### What the task requires
Omit the pictures, please, and give each record below again exactly.

### Data items
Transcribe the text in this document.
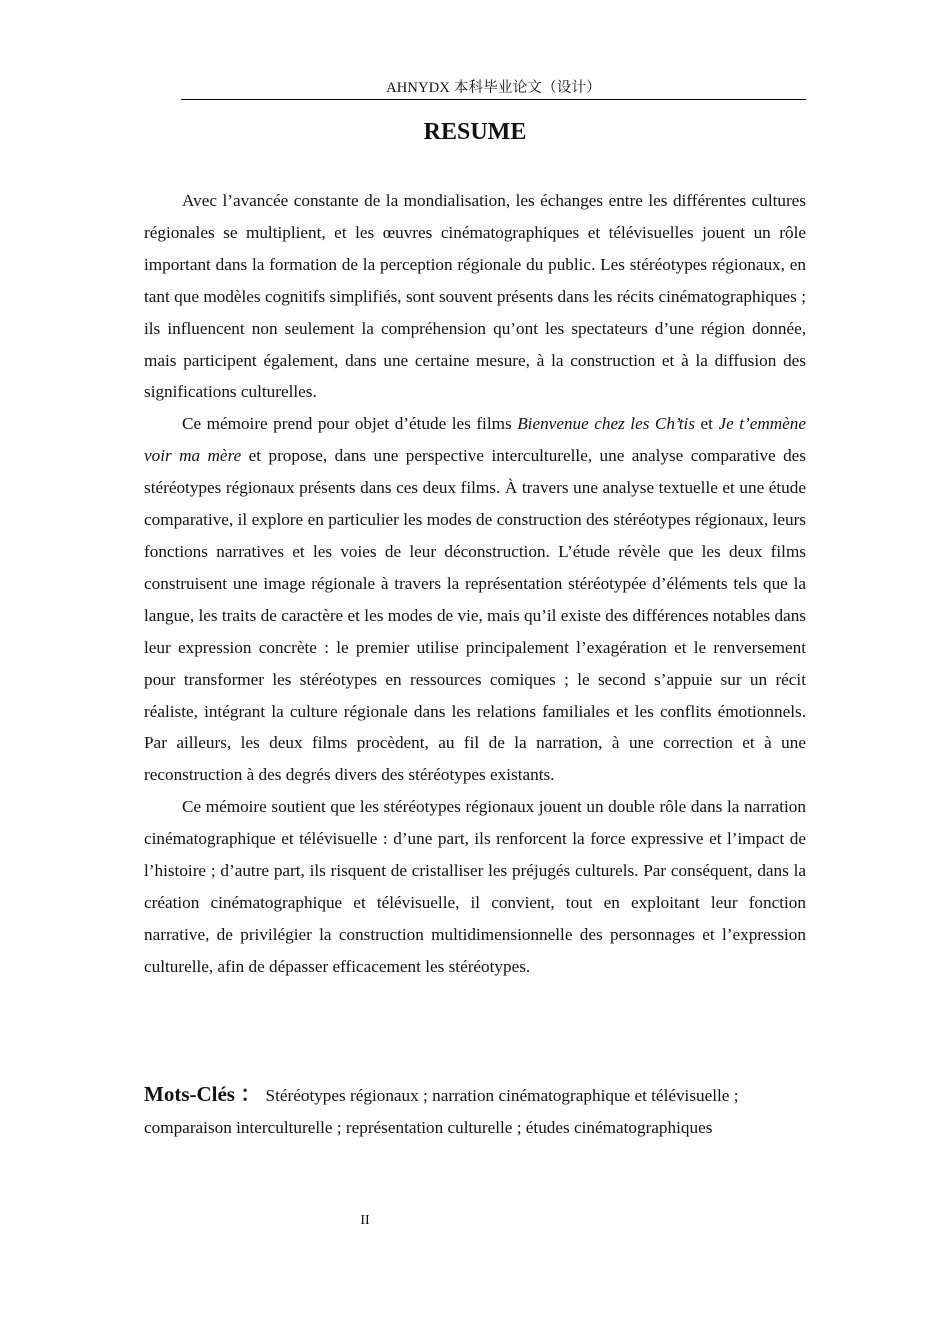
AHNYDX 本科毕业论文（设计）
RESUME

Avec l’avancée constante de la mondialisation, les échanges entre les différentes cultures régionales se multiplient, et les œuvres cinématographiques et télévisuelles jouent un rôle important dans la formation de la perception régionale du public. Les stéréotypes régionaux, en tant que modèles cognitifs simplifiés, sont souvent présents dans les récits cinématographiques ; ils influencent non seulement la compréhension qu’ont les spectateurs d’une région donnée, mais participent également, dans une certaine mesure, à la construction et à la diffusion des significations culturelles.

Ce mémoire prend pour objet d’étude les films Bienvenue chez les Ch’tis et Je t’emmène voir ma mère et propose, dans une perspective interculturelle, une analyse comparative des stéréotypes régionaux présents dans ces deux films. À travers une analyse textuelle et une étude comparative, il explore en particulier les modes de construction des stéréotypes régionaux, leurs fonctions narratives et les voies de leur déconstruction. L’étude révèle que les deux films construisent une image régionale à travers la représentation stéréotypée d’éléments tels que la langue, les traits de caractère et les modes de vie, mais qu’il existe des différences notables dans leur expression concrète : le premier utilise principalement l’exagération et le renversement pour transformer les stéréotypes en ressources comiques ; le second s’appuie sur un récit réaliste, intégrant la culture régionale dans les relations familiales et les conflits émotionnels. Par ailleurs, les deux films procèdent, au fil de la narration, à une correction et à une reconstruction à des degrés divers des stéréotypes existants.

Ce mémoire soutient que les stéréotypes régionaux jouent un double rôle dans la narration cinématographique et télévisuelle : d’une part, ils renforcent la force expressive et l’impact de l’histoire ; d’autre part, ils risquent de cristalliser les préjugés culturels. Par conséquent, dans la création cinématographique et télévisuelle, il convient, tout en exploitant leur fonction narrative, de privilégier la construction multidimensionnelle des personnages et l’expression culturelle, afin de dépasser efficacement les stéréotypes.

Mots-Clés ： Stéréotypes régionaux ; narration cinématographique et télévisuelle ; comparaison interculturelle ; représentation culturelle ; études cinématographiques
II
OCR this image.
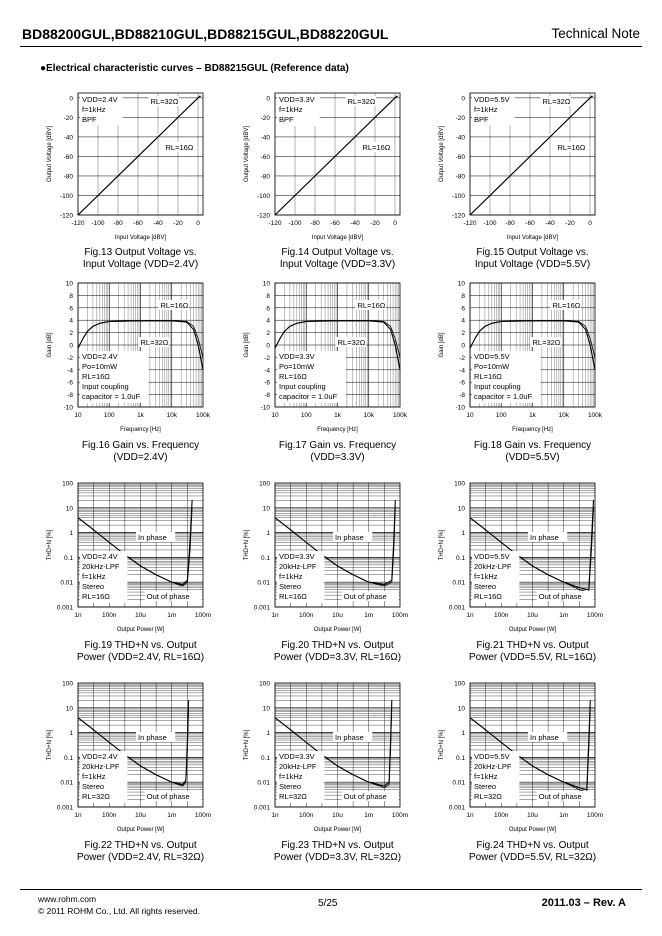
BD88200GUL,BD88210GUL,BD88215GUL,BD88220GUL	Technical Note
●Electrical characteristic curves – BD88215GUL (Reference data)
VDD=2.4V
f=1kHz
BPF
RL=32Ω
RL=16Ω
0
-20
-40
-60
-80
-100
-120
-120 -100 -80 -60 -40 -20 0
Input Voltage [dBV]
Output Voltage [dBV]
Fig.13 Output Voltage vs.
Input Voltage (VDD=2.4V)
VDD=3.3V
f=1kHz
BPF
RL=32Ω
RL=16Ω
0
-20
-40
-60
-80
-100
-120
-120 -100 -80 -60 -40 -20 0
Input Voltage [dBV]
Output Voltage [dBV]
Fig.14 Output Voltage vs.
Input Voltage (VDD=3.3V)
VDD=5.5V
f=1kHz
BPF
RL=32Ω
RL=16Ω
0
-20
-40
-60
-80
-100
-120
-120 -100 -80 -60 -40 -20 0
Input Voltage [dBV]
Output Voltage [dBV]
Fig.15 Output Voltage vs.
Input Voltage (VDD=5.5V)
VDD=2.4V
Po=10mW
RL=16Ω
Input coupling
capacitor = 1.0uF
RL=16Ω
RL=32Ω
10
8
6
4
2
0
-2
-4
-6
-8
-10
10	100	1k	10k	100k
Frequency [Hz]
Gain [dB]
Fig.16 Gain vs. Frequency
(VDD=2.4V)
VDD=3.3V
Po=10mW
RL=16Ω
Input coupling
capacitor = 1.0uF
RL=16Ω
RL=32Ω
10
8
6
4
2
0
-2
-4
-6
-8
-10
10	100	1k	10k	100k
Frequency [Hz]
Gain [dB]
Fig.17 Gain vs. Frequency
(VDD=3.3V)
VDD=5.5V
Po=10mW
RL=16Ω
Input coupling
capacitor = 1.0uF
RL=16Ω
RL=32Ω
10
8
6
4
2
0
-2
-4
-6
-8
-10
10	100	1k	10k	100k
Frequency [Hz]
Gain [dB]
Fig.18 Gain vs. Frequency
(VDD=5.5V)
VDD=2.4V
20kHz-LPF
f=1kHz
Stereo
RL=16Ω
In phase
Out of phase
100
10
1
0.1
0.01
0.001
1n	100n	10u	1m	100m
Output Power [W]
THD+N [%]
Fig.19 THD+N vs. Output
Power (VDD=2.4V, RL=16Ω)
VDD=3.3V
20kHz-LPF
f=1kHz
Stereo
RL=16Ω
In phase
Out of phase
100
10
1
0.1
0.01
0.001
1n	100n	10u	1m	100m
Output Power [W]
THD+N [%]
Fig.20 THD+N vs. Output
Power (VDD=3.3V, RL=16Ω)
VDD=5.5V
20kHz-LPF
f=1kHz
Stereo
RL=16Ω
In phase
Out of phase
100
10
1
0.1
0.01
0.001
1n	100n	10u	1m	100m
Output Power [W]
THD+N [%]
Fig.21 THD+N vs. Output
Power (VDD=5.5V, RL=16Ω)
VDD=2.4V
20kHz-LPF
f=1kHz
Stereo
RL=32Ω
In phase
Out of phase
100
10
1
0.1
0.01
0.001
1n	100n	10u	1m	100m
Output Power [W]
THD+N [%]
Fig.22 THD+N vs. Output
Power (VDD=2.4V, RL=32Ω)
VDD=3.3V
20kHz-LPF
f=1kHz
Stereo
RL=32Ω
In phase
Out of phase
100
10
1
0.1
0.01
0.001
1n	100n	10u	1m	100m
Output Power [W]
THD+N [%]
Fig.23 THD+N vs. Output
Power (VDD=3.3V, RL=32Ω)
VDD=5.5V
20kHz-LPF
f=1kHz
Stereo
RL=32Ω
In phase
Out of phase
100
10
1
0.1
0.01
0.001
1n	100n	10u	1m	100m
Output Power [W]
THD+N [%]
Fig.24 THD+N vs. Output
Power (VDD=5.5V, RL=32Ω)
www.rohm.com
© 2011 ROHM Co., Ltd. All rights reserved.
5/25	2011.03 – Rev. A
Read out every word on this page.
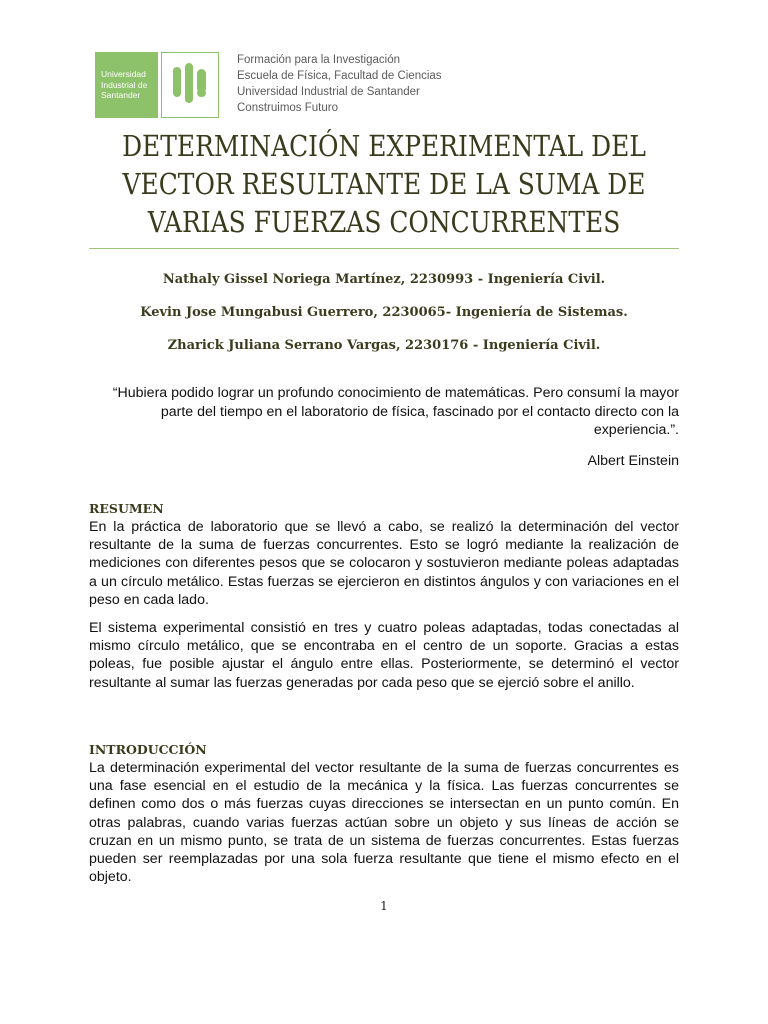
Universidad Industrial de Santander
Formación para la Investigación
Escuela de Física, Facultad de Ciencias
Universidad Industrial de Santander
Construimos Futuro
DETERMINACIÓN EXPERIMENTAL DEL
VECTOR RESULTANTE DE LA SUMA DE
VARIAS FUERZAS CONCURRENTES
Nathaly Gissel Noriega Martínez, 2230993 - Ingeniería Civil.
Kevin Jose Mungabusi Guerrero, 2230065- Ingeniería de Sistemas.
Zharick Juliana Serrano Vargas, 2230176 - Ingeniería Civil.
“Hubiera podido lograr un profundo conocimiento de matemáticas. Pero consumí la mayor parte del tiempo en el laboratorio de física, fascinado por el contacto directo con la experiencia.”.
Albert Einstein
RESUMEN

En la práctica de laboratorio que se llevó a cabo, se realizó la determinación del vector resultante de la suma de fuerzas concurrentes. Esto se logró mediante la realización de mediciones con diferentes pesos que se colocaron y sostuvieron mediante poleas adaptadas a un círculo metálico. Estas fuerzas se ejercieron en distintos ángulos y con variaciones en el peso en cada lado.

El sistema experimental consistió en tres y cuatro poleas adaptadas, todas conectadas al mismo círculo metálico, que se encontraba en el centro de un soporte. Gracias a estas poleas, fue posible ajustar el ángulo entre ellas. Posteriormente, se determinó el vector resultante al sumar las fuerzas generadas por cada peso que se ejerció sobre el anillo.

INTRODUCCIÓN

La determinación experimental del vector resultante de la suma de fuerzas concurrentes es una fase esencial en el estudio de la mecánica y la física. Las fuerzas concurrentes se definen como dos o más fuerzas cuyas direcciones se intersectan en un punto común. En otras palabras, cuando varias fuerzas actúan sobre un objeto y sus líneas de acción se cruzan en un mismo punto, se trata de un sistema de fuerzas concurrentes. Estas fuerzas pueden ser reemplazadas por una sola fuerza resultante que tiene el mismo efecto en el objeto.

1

### Task response
Transcribe the text in this document.
AHNYDX 本科毕业论文（设计）
RESUME

Avec l’avancée constante de la mondialisation, les échanges entre les différentes cultures régionales se multiplient, et les œuvres cinématographiques et télévisuelles jouent un rôle important dans la formation de la perception régionale du public. Les stéréotypes régionaux, en tant que modèles cognitifs simplifiés, sont souvent présents dans les récits cinématographiques ; ils influencent non seulement la compréhension qu’ont les spectateurs d’une région donnée, mais participent également, dans une certaine mesure, à la construction et à la diffusion des significations culturelles.

Ce mémoire prend pour objet d’étude les films Bienvenue chez les Ch’tis et Je t’emmène voir ma mère et propose, dans une perspective interculturelle, une analyse comparative des stéréotypes régionaux présents dans ces deux films. À travers une analyse textuelle et une étude comparative, il explore en particulier les modes de construction des stéréotypes régionaux, leurs fonctions narratives et les voies de leur déconstruction. L’étude révèle que les deux films construisent une image régionale à travers la représentation stéréotypée d’éléments tels que la langue, les traits de caractère et les modes de vie, mais qu’il existe des différences notables dans leur expression concrète : le premier utilise principalement l’exagération et le renversement pour transformer les stéréotypes en ressources comiques ; le second s’appuie sur un récit réaliste, intégrant la culture régionale dans les relations familiales et les conflits émotionnels. Par ailleurs, les deux films procèdent, au fil de la narration, à une correction et à une reconstruction à des degrés divers des stéréotypes existants.

Ce mémoire soutient que les stéréotypes régionaux jouent un double rôle dans la narration cinématographique et télévisuelle : d’une part, ils renforcent la force expressive et l’impact de l’histoire ; d’autre part, ils risquent de cristalliser les préjugés culturels. Par conséquent, dans la création cinématographique et télévisuelle, il convient, tout en exploitant leur fonction narrative, de privilégier la construction multidimensionnelle des personnages et l’expression culturelle, afin de dépasser efficacement les stéréotypes.

Mots-Clés ： Stéréotypes régionaux ; narration cinématographique et télévisuelle ; comparaison interculturelle ; représentation culturelle ; études cinématographiques
II
OCR this image.
BD88200GUL,BD88210GUL,BD88215GUL,BD88220GUL	Technical Note
●Electrical characteristic curves – BD88215GUL (Reference data)
VDD=2.4V
f=1kHz
BPF
RL=32Ω
RL=16Ω
0
-20
-40
-60
-80
-100
-120
-120 -100 -80 -60 -40 -20 0
Input Voltage [dBV]
Output Voltage [dBV]
Fig.13 Output Voltage vs.
Input Voltage (VDD=2.4V)
VDD=3.3V
f=1kHz
BPF
RL=32Ω
RL=16Ω
0
-20
-40
-60
-80
-100
-120
-120 -100 -80 -60 -40 -20 0
Input Voltage [dBV]
Output Voltage [dBV]
Fig.14 Output Voltage vs.
Input Voltage (VDD=3.3V)
VDD=5.5V
f=1kHz
BPF
RL=32Ω
RL=16Ω
0
-20
-40
-60
-80
-100
-120
-120 -100 -80 -60 -40 -20 0
Input Voltage [dBV]
Output Voltage [dBV]
Fig.15 Output Voltage vs.
Input Voltage (VDD=5.5V)
VDD=2.4V
Po=10mW
RL=16Ω
Input coupling
capacitor = 1.0uF
RL=16Ω
RL=32Ω
10
8
6
4
2
0
-2
-4
-6
-8
-10
10	100	1k	10k	100k
Frequency [Hz]
Gain [dB]
Fig.16 Gain vs. Frequency
(VDD=2.4V)
VDD=3.3V
Po=10mW
RL=16Ω
Input coupling
capacitor = 1.0uF
RL=16Ω
RL=32Ω
10
8
6
4
2
0
-2
-4
-6
-8
-10
10	100	1k	10k	100k
Frequency [Hz]
Gain [dB]
Fig.17 Gain vs. Frequency
(VDD=3.3V)
VDD=5.5V
Po=10mW
RL=16Ω
Input coupling
capacitor = 1.0uF
RL=16Ω
RL=32Ω
10
8
6
4
2
0
-2
-4
-6
-8
-10
10	100	1k	10k	100k
Frequency [Hz]
Gain [dB]
Fig.18 Gain vs. Frequency
(VDD=5.5V)
VDD=2.4V
20kHz-LPF
f=1kHz
Stereo
RL=16Ω
In phase
Out of phase
100
10
1
0.1
0.01
0.001
1n	100n	10u	1m	100m
Output Power [W]
THD+N [%]
Fig.19 THD+N vs. Output
Power (VDD=2.4V, RL=16Ω)
VDD=3.3V
20kHz-LPF
f=1kHz
Stereo
RL=16Ω
In phase
Out of phase
100
10
1
0.1
0.01
0.001
1n	100n	10u	1m	100m
Output Power [W]
THD+N [%]
Fig.20 THD+N vs. Output
Power (VDD=3.3V, RL=16Ω)
VDD=5.5V
20kHz-LPF
f=1kHz
Stereo
RL=16Ω
In phase
Out of phase
100
10
1
0.1
0.01
0.001
1n	100n	10u	1m	100m
Output Power [W]
THD+N [%]
Fig.21 THD+N vs. Output
Power (VDD=5.5V, RL=16Ω)
VDD=2.4V
20kHz-LPF
f=1kHz
Stereo
RL=32Ω
In phase
Out of phase
100
10
1
0.1
0.01
0.001
1n	100n	10u	1m	100m
Output Power [W]
THD+N [%]
Fig.22 THD+N vs. Output
Power (VDD=2.4V, RL=32Ω)
VDD=3.3V
20kHz-LPF
f=1kHz
Stereo
RL=32Ω
In phase
Out of phase
100
10
1
0.1
0.01
0.001
1n	100n	10u	1m	100m
Output Power [W]
THD+N [%]
Fig.23 THD+N vs. Output
Power (VDD=3.3V, RL=32Ω)
VDD=5.5V
20kHz-LPF
f=1kHz
Stereo
RL=32Ω
In phase
Out of phase
100
10
1
0.1
0.01
0.001
1n	100n	10u	1m	100m
Output Power [W]
THD+N [%]
Fig.24 THD+N vs. Output
Power (VDD=5.5V, RL=32Ω)
www.rohm.com
© 2011 ROHM Co., Ltd. All rights reserved.
5/25	2011.03 – Rev. A
Read out every word on this page.
Universidad Industrial de Santander
Formación para la Investigación
Escuela de Física, Facultad de Ciencias
Universidad Industrial de Santander
Construimos Futuro
DETERMINACIÓN EXPERIMENTAL DEL
VECTOR RESULTANTE DE LA SUMA DE
VARIAS FUERZAS CONCURRENTES
Nathaly Gissel Noriega Martínez, 2230993 - Ingeniería Civil.
Kevin Jose Mungabusi Guerrero, 2230065- Ingeniería de Sistemas.
Zharick Juliana Serrano Vargas, 2230176 - Ingeniería Civil.
“Hubiera podido lograr un profundo conocimiento de matemáticas. Pero consumí la mayor parte del tiempo en el laboratorio de física, fascinado por el contacto directo con la experiencia.”.
Albert Einstein
RESUMEN

En la práctica de laboratorio que se llevó a cabo, se realizó la determinación del vector resultante de la suma de fuerzas concurrentes. Esto se logró mediante la realización de mediciones con diferentes pesos que se colocaron y sostuvieron mediante poleas adaptadas a un círculo metálico. Estas fuerzas se ejercieron en distintos ángulos y con variaciones en el peso en cada lado.

El sistema experimental consistió en tres y cuatro poleas adaptadas, todas conectadas al mismo círculo metálico, que se encontraba en el centro de un soporte. Gracias a estas poleas, fue posible ajustar el ángulo entre ellas. Posteriormente, se determinó el vector resultante al sumar las fuerzas generadas por cada peso que se ejerció sobre el anillo.

INTRODUCCIÓN

La determinación experimental del vector resultante de la suma de fuerzas concurrentes es una fase esencial en el estudio de la mecánica y la física. Las fuerzas concurrentes se definen como dos o más fuerzas cuyas direcciones se intersectan en un punto común. En otras palabras, cuando varias fuerzas actúan sobre un objeto y sus líneas de acción se cruzan en un mismo punto, se trata de un sistema de fuerzas concurrentes. Estas fuerzas pueden ser reemplazadas por una sola fuerza resultante que tiene el mismo efecto en el objeto.

1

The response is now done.